MATERIAL FOR THIS TASK:
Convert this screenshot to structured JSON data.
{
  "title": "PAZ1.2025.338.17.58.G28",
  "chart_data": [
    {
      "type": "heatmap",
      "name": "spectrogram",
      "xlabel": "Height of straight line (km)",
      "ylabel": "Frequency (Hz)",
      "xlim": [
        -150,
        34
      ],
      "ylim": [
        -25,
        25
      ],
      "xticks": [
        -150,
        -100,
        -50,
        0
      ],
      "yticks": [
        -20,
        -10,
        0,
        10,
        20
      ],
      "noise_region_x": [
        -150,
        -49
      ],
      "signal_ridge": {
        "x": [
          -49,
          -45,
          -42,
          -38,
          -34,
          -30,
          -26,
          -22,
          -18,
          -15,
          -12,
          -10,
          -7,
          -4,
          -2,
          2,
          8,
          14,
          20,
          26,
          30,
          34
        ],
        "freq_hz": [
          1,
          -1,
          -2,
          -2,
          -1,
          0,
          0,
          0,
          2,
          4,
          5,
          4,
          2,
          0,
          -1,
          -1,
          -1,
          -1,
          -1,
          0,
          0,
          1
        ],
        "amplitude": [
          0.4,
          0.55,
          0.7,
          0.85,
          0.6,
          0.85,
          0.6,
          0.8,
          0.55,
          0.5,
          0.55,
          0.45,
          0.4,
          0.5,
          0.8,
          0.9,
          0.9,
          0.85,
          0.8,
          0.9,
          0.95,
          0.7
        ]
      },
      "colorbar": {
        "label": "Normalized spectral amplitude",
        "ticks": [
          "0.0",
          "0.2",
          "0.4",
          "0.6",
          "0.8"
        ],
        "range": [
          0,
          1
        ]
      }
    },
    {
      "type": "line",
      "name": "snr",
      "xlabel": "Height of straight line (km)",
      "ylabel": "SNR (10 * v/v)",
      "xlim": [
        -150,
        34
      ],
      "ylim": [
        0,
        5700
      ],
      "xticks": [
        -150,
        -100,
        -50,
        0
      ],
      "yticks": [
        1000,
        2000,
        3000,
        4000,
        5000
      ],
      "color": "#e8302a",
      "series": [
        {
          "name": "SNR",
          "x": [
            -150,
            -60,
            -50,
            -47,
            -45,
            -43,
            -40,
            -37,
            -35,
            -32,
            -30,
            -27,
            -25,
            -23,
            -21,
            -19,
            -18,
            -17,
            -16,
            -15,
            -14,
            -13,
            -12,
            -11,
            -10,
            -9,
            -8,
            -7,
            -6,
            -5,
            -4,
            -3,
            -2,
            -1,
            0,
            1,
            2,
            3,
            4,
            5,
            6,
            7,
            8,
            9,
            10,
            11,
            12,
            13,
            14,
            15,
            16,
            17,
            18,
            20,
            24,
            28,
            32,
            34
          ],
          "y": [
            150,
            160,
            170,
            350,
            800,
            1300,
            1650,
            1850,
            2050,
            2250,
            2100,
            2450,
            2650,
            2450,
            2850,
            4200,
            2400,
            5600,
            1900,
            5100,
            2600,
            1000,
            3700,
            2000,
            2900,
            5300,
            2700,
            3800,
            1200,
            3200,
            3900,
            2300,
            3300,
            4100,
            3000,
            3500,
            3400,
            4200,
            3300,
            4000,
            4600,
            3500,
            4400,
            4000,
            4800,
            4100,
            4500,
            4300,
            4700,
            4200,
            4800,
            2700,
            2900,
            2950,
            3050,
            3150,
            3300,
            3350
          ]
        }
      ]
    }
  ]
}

TASK TO CARRY OUT: In full and verbatim, repeat the records given above.

THE RESULT:
Convert this screenshot to structured JSON data.
{
  "title": "PAZ1.2025.338.17.58.G28",
  "chart_data": [
    {
      "type": "heatmap",
      "name": "spectrogram",
      "xlabel": "Height of straight line (km)",
      "ylabel": "Frequency (Hz)",
      "xlim": [
        -150,
        34
      ],
      "ylim": [
        -25,
        25
      ],
      "xticks": [
        -150,
        -100,
        -50,
        0
      ],
      "yticks": [
        -20,
        -10,
        0,
        10,
        20
      ],
      "noise_region_x": [
        -150,
        -49
      ],
      "signal_ridge": {
        "x": [
          -49,
          -45,
          -42,
          -38,
          -34,
          -30,
          -26,
          -22,
          -18,
          -15,
          -12,
          -10,
          -7,
          -4,
          -2,
          2,
          8,
          14,
          20,
          26,
          30,
          34
        ],
        "freq_hz": [
          1,
          -1,
          -2,
          -2,
          -1,
          0,
          0,
          0,
          2,
          4,
          5,
          4,
          2,
          0,
          -1,
          -1,
          -1,
          -1,
          -1,
          0,
          0,
          1
        ],
        "amplitude": [
          0.4,
          0.55,
          0.7,
          0.85,
          0.6,
          0.85,
          0.6,
          0.8,
          0.55,
          0.5,
          0.55,
          0.45,
          0.4,
          0.5,
          0.8,
          0.9,
          0.9,
          0.85,
          0.8,
          0.9,
          0.95,
          0.7
        ]
      },
      "colorbar": {
        "label": "Normalized spectral amplitude",
        "ticks": [
          "0.0",
          "0.2",
          "0.4",
          "0.6",
          "0.8"
        ],
        "range": [
          0,
          1
        ]
      }
    },
    {
      "type": "line",
      "name": "snr",
      "xlabel": "Height of straight line (km)",
      "ylabel": "SNR (10 * v/v)",
      "xlim": [
        -150,
        34
      ],
      "ylim": [
        0,
        5700
      ],
      "xticks": [
        -150,
        -100,
        -50,
        0
      ],
      "yticks": [
        1000,
        2000,
        3000,
        4000,
        5000
      ],
      "color": "#e8302a",
      "series": [
        {
          "name": "SNR",
          "x": [
            -150,
            -60,
            -50,
            -47,
            -45,
            -43,
            -40,
            -37,
            -35,
            -32,
            -30,
            -27,
            -25,
            -23,
            -21,
            -19,
            -18,
            -17,
            -16,
            -15,
            -14,
            -13,
            -12,
            -11,
            -10,
            -9,
            -8,
            -7,
            -6,
            -5,
            -4,
            -3,
            -2,
            -1,
            0,
            1,
            2,
            3,
            4,
            5,
            6,
            7,
            8,
            9,
            10,
            11,
            12,
            13,
            14,
            15,
            16,
            17,
            18,
            20,
            24,
            28,
            32,
            34
          ],
          "y": [
            150,
            160,
            170,
            350,
            800,
            1300,
            1650,
            1850,
            2050,
            2250,
            2100,
            2450,
            2650,
            2450,
            2850,
            4200,
            2400,
            5600,
            1900,
            5100,
            2600,
            1000,
            3700,
            2000,
            2900,
            5300,
            2700,
            3800,
            1200,
            3200,
            3900,
            2300,
            3300,
            4100,
            3000,
            3500,
            3400,
            4200,
            3300,
            4000,
            4600,
            3500,
            4400,
            4000,
            4800,
            4100,
            4500,
            4300,
            4700,
            4200,
            4800,
            2700,
            2900,
            2950,
            3050,
            3150,
            3300,
            3350
          ]
        }
      ]
    }
  ]
}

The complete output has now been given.